--- Task data ---
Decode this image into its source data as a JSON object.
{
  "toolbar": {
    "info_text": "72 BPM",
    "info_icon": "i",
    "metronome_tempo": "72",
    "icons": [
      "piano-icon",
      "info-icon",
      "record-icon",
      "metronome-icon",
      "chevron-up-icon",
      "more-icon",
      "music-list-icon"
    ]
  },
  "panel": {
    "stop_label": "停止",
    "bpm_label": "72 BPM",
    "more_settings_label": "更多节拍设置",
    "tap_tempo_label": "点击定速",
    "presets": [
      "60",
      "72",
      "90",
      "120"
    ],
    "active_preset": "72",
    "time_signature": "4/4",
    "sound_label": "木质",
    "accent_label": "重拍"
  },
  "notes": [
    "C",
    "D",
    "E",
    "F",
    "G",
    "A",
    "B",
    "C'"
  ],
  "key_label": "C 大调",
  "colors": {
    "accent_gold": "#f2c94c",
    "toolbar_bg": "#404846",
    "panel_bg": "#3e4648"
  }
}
---
What you will do.
Print again each line of the listing above, exactly as it appears.

Exercise answer.
Decode this image into its source data as a JSON object.
{
  "toolbar": {
    "info_text": "72 BPM",
    "info_icon": "i",
    "metronome_tempo": "72",
    "icons": [
      "piano-icon",
      "info-icon",
      "record-icon",
      "metronome-icon",
      "chevron-up-icon",
      "more-icon",
      "music-list-icon"
    ]
  },
  "panel": {
    "stop_label": "停止",
    "bpm_label": "72 BPM",
    "more_settings_label": "更多节拍设置",
    "tap_tempo_label": "点击定速",
    "presets": [
      "60",
      "72",
      "90",
      "120"
    ],
    "active_preset": "72",
    "time_signature": "4/4",
    "sound_label": "木质",
    "accent_label": "重拍"
  },
  "notes": [
    "C",
    "D",
    "E",
    "F",
    "G",
    "A",
    "B",
    "C'"
  ],
  "key_label": "C 大调",
  "colors": {
    "accent_gold": "#f2c94c",
    "toolbar_bg": "#404846",
    "panel_bg": "#3e4648"
  }
}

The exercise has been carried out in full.